### Request
Scan the entries below. List each line with "this".

════════════════

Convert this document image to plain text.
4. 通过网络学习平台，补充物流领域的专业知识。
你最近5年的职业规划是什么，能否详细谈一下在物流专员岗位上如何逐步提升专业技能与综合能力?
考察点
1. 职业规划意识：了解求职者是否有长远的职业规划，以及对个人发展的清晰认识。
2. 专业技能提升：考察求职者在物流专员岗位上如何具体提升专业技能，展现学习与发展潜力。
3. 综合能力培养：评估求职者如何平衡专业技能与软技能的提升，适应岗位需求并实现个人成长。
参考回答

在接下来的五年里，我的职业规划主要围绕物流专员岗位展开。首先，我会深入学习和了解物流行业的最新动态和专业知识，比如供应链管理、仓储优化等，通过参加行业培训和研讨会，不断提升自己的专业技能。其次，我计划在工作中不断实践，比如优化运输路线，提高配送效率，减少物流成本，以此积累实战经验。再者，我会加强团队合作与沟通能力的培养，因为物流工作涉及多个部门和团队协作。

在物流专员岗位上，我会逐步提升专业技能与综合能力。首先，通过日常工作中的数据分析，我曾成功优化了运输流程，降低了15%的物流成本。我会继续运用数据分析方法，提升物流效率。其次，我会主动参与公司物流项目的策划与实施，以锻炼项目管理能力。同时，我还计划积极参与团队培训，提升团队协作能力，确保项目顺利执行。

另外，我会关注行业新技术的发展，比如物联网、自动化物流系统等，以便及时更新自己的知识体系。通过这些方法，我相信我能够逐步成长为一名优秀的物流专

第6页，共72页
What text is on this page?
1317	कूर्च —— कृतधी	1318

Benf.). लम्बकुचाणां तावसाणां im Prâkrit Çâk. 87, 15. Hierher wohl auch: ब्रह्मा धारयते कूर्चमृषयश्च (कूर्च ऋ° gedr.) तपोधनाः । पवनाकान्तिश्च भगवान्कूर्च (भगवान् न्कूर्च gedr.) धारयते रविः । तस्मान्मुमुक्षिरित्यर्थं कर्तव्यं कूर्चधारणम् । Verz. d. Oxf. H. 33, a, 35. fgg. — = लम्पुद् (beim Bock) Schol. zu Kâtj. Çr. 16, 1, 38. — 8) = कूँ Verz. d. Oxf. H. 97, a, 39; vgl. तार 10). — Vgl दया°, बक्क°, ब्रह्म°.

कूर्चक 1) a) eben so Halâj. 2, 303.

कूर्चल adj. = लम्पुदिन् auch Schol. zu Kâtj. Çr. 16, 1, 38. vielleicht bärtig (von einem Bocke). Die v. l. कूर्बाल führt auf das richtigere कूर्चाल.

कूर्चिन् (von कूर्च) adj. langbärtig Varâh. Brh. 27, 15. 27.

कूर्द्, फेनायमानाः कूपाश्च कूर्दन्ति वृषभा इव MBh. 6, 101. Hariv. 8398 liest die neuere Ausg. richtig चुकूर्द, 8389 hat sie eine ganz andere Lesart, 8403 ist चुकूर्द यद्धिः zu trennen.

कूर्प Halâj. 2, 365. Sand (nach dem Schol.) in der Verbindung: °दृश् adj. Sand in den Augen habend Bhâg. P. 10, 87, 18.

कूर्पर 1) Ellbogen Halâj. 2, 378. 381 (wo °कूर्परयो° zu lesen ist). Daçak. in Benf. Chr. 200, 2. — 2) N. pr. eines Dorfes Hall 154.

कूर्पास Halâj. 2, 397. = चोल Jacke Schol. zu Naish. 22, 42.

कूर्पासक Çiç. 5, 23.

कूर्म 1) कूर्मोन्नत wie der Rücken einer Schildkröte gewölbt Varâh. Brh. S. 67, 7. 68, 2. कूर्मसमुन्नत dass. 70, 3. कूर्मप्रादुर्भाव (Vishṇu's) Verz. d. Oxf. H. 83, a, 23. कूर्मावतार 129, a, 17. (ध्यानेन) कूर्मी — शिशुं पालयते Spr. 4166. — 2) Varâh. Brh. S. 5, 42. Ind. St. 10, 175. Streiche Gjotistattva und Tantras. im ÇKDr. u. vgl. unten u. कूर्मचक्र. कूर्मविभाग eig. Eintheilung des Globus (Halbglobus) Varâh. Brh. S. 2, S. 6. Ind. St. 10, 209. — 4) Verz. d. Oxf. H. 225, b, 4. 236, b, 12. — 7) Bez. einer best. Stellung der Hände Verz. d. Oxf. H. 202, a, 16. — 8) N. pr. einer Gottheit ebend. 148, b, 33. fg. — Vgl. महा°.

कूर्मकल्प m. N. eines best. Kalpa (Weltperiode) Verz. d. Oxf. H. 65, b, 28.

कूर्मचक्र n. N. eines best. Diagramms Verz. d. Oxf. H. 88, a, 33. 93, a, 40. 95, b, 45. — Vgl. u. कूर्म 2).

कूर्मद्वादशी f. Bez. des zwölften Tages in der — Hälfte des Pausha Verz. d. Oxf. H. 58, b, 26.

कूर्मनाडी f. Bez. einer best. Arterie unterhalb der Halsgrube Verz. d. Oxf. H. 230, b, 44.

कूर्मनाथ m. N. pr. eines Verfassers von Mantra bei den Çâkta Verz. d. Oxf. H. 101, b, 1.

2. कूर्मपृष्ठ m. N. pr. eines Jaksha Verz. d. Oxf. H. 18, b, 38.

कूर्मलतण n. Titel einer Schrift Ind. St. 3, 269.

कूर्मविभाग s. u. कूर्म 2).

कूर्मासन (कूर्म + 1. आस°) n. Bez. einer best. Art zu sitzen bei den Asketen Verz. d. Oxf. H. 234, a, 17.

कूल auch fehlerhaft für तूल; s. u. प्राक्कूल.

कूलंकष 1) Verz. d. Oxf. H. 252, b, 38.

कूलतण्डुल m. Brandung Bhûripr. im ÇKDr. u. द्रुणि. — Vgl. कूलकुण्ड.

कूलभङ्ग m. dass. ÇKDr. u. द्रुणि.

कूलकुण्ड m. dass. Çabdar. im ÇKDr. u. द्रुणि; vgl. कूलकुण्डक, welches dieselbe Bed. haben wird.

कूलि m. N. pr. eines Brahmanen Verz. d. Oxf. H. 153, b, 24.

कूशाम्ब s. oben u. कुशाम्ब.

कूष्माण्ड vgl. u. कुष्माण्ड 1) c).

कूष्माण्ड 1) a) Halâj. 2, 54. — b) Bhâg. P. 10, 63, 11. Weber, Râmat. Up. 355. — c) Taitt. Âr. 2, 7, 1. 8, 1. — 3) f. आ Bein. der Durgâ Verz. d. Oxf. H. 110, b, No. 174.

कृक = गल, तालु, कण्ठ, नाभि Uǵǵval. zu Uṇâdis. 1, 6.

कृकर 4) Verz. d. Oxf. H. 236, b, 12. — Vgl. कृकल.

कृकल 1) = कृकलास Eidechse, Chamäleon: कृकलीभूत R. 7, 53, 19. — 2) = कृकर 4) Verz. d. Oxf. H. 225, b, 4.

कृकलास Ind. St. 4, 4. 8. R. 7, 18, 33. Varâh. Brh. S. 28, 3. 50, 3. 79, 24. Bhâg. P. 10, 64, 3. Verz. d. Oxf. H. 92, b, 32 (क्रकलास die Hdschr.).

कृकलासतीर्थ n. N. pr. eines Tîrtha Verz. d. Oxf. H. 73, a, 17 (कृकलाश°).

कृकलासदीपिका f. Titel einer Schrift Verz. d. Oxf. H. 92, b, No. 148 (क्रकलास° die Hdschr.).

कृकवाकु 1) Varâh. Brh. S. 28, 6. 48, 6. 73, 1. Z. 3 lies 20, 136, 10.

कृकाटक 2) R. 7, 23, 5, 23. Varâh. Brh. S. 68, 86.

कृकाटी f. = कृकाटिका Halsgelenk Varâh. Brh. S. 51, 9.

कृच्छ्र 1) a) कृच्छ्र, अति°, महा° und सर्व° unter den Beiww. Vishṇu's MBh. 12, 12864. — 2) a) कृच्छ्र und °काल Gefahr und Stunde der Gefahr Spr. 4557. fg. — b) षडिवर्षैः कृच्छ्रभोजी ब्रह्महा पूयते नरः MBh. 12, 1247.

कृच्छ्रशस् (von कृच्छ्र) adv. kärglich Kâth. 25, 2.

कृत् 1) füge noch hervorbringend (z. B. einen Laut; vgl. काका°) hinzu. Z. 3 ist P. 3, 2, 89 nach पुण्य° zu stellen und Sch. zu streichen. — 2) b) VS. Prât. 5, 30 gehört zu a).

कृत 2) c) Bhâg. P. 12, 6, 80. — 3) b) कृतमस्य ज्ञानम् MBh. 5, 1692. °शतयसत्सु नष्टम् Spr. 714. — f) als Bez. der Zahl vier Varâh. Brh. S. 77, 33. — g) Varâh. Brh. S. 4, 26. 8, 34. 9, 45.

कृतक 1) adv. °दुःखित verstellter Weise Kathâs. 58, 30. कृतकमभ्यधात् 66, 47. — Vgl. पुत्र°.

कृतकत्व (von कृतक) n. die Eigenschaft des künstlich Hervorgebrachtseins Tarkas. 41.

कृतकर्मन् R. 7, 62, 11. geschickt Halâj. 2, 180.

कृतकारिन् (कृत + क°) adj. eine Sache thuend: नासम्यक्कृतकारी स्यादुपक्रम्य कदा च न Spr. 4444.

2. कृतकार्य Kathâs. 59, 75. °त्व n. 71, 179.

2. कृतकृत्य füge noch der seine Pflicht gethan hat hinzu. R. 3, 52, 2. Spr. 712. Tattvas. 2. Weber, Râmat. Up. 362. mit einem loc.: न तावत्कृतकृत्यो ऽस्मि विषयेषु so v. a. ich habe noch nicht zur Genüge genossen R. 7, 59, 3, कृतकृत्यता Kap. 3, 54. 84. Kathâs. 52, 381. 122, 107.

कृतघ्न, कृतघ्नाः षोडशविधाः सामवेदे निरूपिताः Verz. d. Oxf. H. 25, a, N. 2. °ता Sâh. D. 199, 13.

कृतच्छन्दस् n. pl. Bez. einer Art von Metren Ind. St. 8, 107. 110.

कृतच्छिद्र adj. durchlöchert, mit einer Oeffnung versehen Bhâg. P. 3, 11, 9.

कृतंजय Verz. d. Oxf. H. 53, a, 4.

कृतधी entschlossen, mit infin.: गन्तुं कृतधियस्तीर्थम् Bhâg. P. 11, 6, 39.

════════════════

### Task solution
Convert this document image to plain text.
What text is on this page?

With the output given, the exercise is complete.